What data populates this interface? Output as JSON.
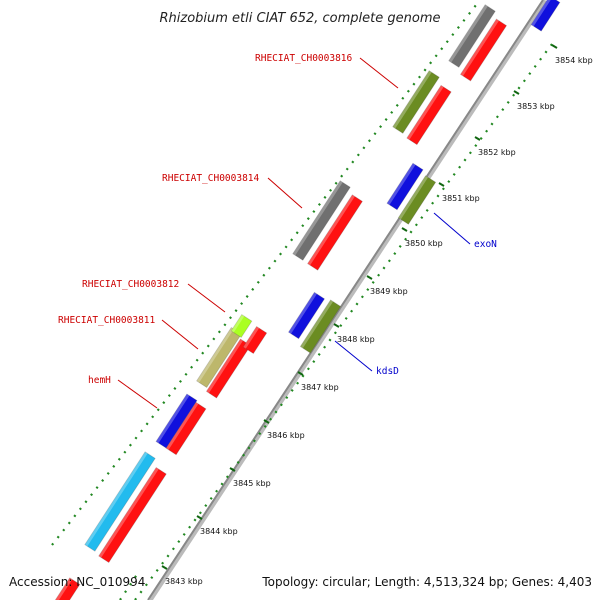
{
  "title": "Rhizobium etli CIAT 652, complete genome",
  "footer": {
    "accession": "Accession: NC_010994",
    "topology": "Topology: circular; Length: 4,513,324 bp; Genes: 4,403"
  },
  "colors": {
    "background": "#ffffff",
    "backbone": "#999999",
    "ticks": "#228822",
    "label_red": "#cc0000",
    "label_blue": "#0000cc"
  },
  "scale": {
    "unit": "kbp",
    "ticks": [
      {
        "label": "3843 kbp"
      },
      {
        "label": "3844 kbp"
      },
      {
        "label": "3845 kbp"
      },
      {
        "label": "3846 kbp"
      },
      {
        "label": "3847 kbp"
      },
      {
        "label": "3848 kbp"
      },
      {
        "label": "3849 kbp"
      },
      {
        "label": "3850 kbp"
      },
      {
        "label": "3851 kbp"
      },
      {
        "label": "3852 kbp"
      },
      {
        "label": "3853 kbp"
      },
      {
        "label": "3854 kbp"
      }
    ]
  },
  "gene_labels": [
    {
      "name": "RHECIAT_CH0003816",
      "color": "#cc0000"
    },
    {
      "name": "RHECIAT_CH0003814",
      "color": "#cc0000"
    },
    {
      "name": "RHECIAT_CH0003812",
      "color": "#cc0000"
    },
    {
      "name": "RHECIAT_CH0003811",
      "color": "#cc0000"
    },
    {
      "name": "hemH",
      "color": "#cc0000"
    },
    {
      "name": "exoN",
      "color": "#0000cc"
    },
    {
      "name": "kdsD",
      "color": "#0000cc"
    }
  ],
  "feature_colors": {
    "cds": "#ff1111",
    "gray": "#707070",
    "olive": "#6b8c22",
    "blue": "#1010dd",
    "cyan": "#22bbee",
    "khaki": "#bdb76b",
    "lime": "#aaff22"
  }
}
========================
→ REQUIREMENT
Since the listing holds pictures, return everything else in it exactly and omit those.

→ TASK SOLUTION
What data populates this interface? Output as JSON.
{
  "title": "Rhizobium etli CIAT 652, complete genome",
  "footer": {
    "accession": "Accession: NC_010994",
    "topology": "Topology: circular; Length: 4,513,324 bp; Genes: 4,403"
  },
  "colors": {
    "background": "#ffffff",
    "backbone": "#999999",
    "ticks": "#228822",
    "label_red": "#cc0000",
    "label_blue": "#0000cc"
  },
  "scale": {
    "unit": "kbp",
    "ticks": [
      {
        "label": "3843 kbp"
      },
      {
        "label": "3844 kbp"
      },
      {
        "label": "3845 kbp"
      },
      {
        "label": "3846 kbp"
      },
      {
        "label": "3847 kbp"
      },
      {
        "label": "3848 kbp"
      },
      {
        "label": "3849 kbp"
      },
      {
        "label": "3850 kbp"
      },
      {
        "label": "3851 kbp"
      },
      {
        "label": "3852 kbp"
      },
      {
        "label": "3853 kbp"
      },
      {
        "label": "3854 kbp"
      }
    ]
  },
  "gene_labels": [
    {
      "name": "RHECIAT_CH0003816",
      "color": "#cc0000"
    },
    {
      "name": "RHECIAT_CH0003814",
      "color": "#cc0000"
    },
    {
      "name": "RHECIAT_CH0003812",
      "color": "#cc0000"
    },
    {
      "name": "RHECIAT_CH0003811",
      "color": "#cc0000"
    },
    {
      "name": "hemH",
      "color": "#cc0000"
    },
    {
      "name": "exoN",
      "color": "#0000cc"
    },
    {
      "name": "kdsD",
      "color": "#0000cc"
    }
  ],
  "feature_colors": {
    "cds": "#ff1111",
    "gray": "#707070",
    "olive": "#6b8c22",
    "blue": "#1010dd",
    "cyan": "#22bbee",
    "khaki": "#bdb76b",
    "lime": "#aaff22"
  }
}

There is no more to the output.